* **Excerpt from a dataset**

— BEGIN —

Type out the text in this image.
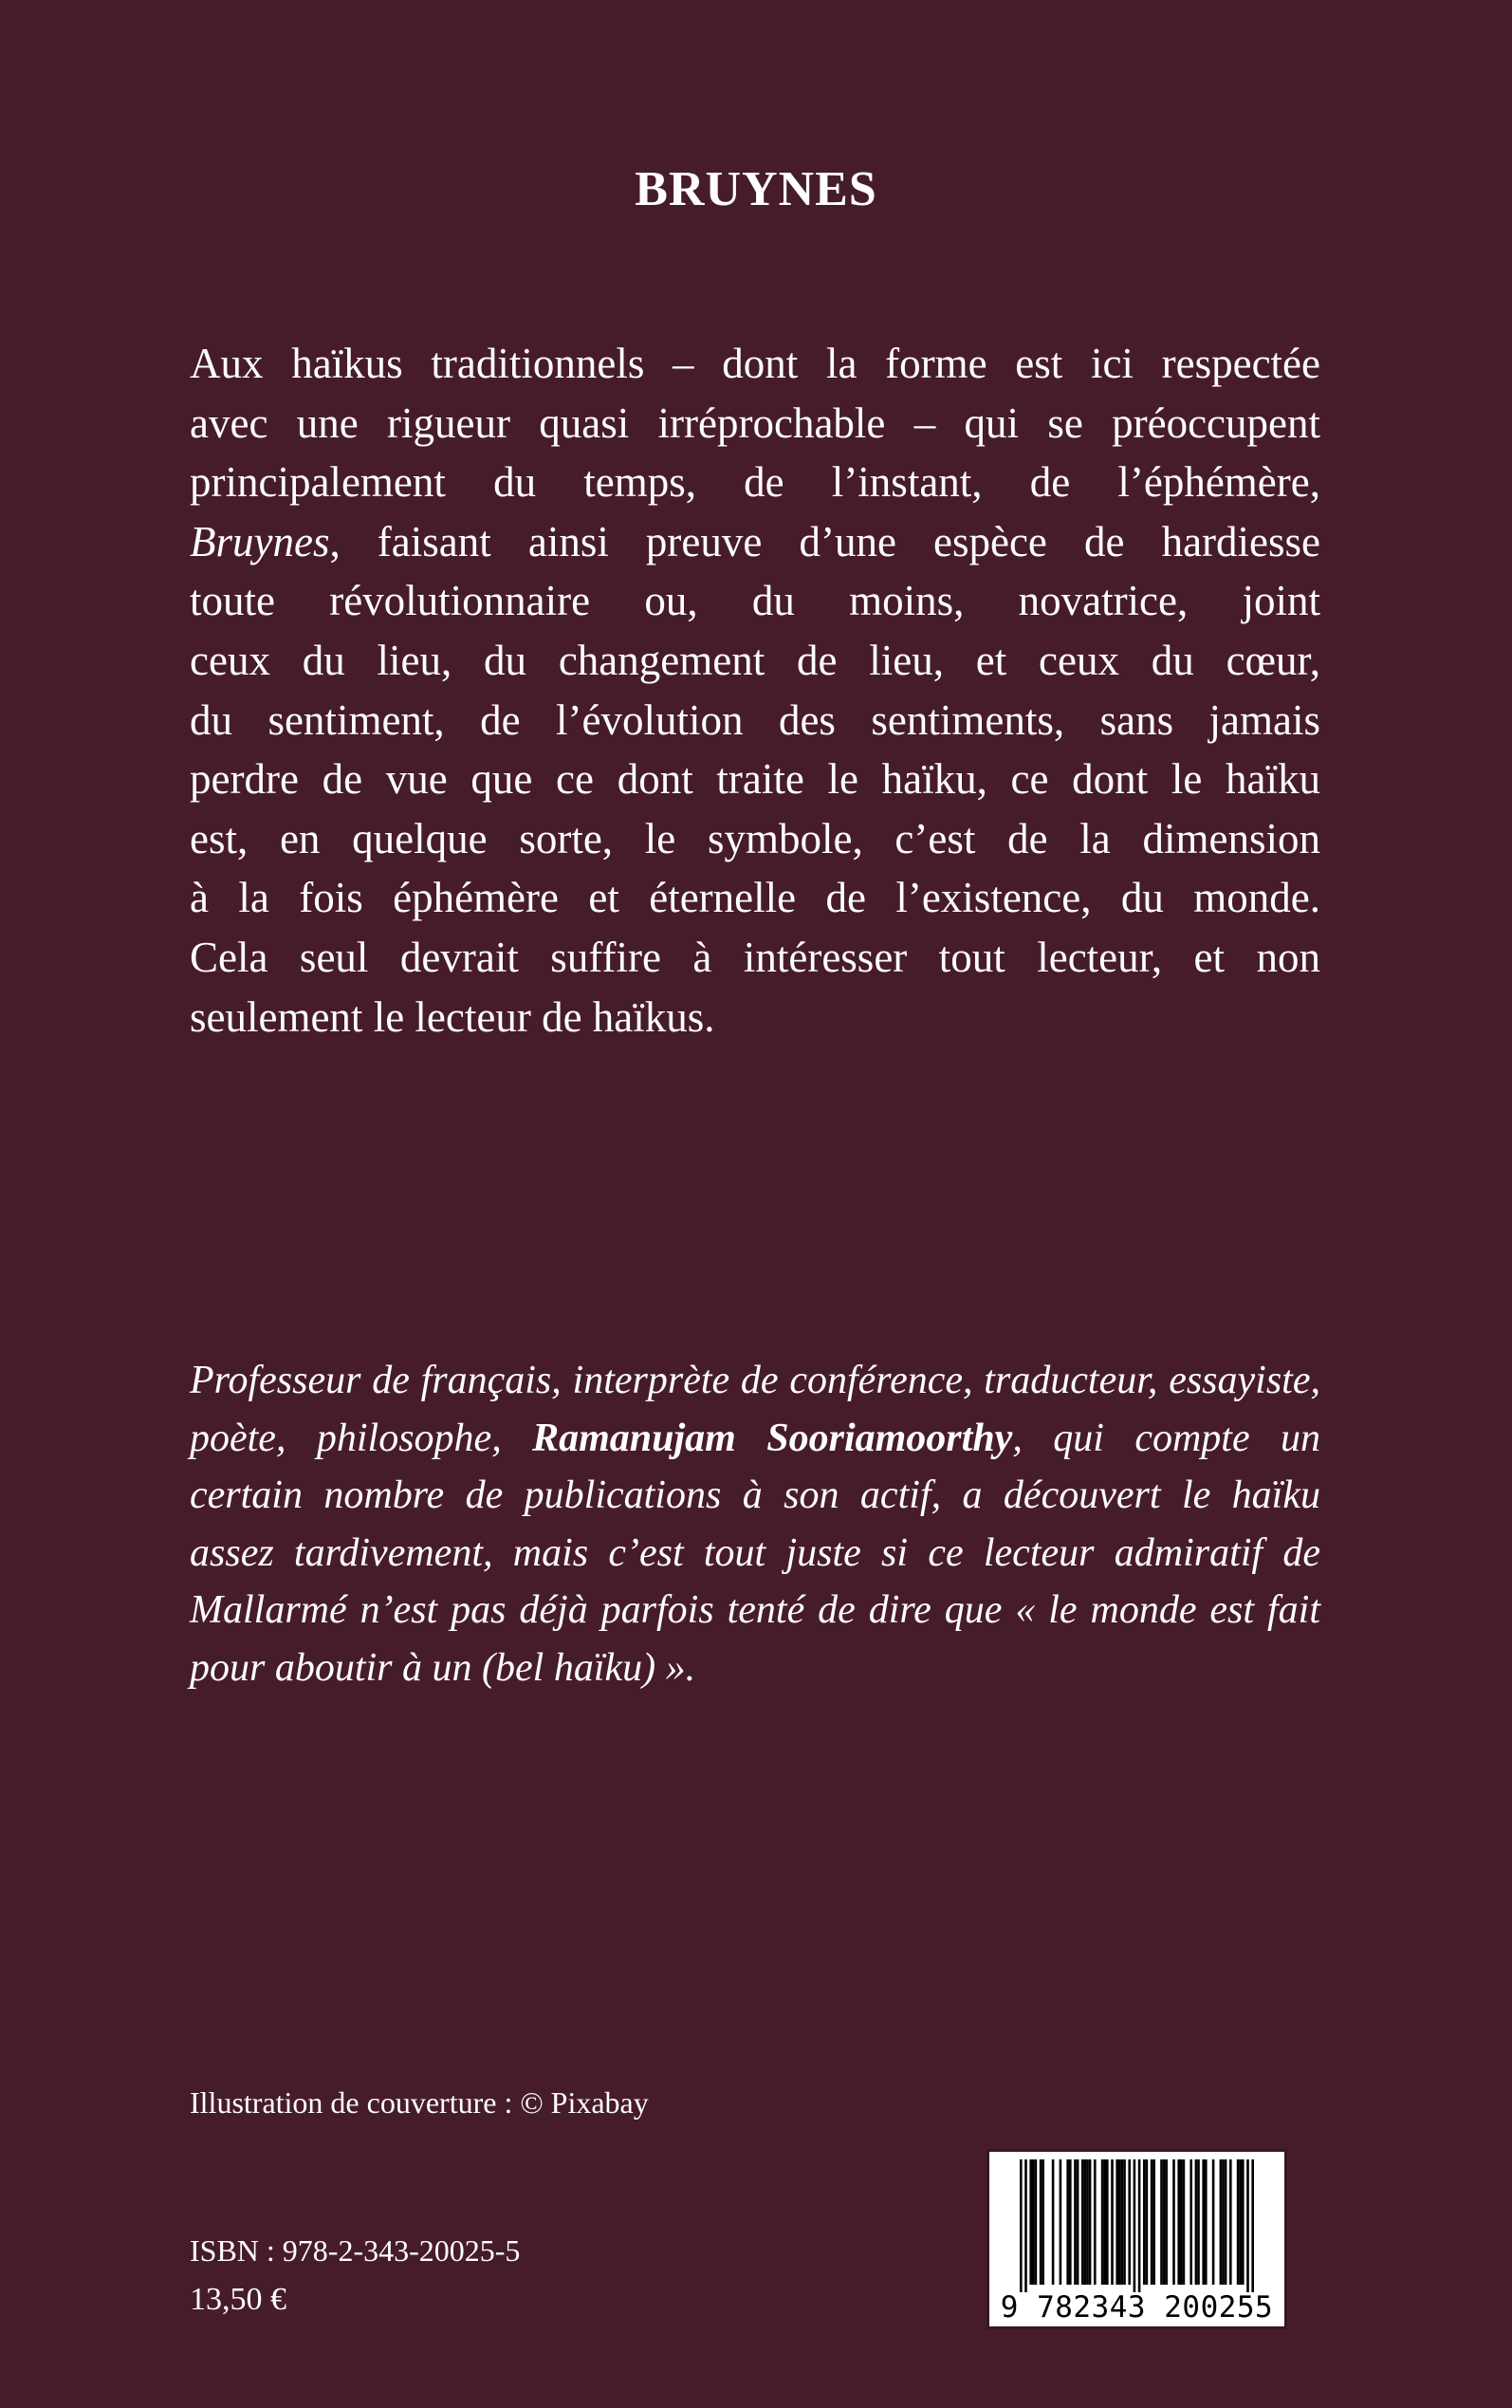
BRUYNES
Aux haïkus traditionnels – dont la forme est ici respectée
avec une rigueur quasi irréprochable – qui se préoccupent
principalement du temps, de l’instant, de l’éphémère,
Bruynes, faisant ainsi preuve d’une espèce de hardiesse
toute révolutionnaire ou, du moins, novatrice, joint
ceux du lieu, du changement de lieu, et ceux du cœur,
du sentiment, de l’évolution des sentiments, sans jamais
perdre de vue que ce dont traite le haïku, ce dont le haïku
est, en quelque sorte, le symbole, c’est de la dimension
à la fois éphémère et éternelle de l’existence, du monde.
Cela seul devrait suffire à intéresser tout lecteur, et non
seulement le lecteur de haïkus.
Professeur de français, interprète de conférence, traducteur, essayiste,
poète, philosophe, Ramanujam Sooriamoorthy, qui compte un
certain nombre de publications à son actif, a découvert le haïku
assez tardivement, mais c’est tout juste si ce lecteur admiratif de
Mallarmé n’est pas déjà parfois tenté de dire que « le monde est fait
pour aboutir à un (bel haïku) ».
Illustration de couverture : © Pixabay
ISBN : 978-2-343-20025-5
13,50 €	9 782343 200255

— END —

* **PROBLEM STATEMENT**
Your answer should be a single number: the count of lines in the material above that contain "dont".

* **CORRECT OUTPUT**
2